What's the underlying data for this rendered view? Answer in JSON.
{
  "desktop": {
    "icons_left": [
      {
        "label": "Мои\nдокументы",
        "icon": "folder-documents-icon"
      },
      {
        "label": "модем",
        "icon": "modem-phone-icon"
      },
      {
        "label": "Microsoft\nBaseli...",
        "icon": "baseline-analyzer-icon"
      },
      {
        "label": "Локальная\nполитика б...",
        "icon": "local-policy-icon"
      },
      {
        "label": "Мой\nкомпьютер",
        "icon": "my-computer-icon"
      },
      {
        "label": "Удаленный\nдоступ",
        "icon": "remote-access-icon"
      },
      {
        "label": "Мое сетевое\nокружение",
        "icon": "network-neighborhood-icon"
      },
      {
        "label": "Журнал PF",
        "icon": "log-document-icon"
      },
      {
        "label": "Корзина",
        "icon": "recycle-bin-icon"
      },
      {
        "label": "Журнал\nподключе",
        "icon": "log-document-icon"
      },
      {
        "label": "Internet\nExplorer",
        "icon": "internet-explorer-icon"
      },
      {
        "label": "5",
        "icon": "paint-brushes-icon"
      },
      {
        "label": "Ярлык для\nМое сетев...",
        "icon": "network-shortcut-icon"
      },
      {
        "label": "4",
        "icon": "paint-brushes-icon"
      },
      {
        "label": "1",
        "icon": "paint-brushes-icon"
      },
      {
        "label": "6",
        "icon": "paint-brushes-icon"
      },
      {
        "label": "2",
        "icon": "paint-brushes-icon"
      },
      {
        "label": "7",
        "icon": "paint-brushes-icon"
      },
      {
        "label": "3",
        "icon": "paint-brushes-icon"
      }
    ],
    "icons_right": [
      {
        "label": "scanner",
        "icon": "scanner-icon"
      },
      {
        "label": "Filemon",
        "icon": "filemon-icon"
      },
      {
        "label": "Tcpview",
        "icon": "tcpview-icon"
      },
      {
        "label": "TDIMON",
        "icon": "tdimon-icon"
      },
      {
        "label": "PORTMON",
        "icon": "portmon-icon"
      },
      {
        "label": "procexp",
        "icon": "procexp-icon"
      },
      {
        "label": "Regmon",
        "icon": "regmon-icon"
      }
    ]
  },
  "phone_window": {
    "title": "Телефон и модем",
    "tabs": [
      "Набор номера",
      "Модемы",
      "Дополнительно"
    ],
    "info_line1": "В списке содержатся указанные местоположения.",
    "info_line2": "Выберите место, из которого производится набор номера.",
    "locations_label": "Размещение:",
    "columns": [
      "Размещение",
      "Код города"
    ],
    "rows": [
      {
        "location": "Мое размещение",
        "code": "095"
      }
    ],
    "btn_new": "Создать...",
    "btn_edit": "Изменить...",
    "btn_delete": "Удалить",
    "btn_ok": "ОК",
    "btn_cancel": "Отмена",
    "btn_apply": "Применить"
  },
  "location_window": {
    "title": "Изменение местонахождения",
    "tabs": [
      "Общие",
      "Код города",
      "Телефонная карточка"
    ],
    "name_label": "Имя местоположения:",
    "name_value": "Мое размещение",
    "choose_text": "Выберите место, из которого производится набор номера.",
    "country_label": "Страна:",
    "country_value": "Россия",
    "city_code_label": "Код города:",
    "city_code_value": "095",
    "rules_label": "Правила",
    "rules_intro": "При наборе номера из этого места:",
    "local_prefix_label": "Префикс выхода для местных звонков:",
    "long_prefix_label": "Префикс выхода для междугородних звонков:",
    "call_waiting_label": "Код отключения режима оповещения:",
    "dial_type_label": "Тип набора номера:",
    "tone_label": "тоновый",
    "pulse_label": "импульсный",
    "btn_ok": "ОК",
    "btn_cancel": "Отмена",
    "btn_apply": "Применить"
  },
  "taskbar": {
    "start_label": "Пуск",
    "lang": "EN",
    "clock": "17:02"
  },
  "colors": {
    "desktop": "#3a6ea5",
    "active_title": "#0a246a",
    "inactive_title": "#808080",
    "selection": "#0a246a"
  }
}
______________________________
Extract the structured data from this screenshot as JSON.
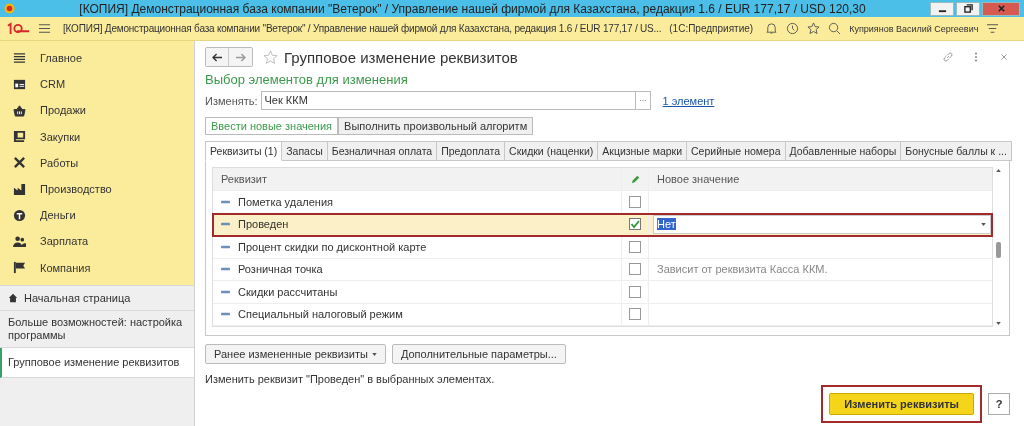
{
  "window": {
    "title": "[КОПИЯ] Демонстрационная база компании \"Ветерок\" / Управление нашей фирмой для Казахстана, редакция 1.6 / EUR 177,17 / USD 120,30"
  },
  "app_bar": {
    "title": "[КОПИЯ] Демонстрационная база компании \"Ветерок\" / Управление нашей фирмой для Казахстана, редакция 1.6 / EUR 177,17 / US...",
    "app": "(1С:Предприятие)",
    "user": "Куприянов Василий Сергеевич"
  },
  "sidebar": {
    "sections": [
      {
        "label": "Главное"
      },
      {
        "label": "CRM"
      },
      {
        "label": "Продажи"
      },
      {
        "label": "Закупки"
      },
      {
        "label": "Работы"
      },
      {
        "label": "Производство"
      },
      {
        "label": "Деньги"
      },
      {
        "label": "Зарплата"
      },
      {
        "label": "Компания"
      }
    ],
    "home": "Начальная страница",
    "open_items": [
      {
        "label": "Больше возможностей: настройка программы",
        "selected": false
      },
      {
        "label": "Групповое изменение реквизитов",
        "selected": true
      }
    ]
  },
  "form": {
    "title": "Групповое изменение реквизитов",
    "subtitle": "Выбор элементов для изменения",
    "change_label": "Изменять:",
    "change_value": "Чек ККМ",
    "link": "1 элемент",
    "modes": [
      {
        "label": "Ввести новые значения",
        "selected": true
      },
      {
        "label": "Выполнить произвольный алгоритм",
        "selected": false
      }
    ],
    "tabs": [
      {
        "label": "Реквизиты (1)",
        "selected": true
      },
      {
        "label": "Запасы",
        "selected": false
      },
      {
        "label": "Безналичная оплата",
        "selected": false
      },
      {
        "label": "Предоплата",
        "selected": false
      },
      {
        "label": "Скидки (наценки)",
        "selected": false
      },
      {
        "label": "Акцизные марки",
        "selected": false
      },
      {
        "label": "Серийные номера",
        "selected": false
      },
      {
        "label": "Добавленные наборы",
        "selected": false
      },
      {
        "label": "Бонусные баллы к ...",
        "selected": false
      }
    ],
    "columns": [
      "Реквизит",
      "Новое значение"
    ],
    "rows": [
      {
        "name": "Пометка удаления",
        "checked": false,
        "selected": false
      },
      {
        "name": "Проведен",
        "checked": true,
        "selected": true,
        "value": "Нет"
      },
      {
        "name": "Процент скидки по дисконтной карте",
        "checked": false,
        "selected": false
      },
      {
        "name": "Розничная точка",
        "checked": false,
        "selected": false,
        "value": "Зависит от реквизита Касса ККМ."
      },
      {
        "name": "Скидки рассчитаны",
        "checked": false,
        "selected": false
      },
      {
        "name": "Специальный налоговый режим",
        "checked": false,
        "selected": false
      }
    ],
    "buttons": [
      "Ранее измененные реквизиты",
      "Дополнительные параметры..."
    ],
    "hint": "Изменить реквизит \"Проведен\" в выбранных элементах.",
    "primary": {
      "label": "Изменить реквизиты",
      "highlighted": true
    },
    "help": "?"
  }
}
______________________________
SHORT PROBLEM - Find every line in the records that has the string "номера", then state how many there are and nothing else.

RESPONSE - 6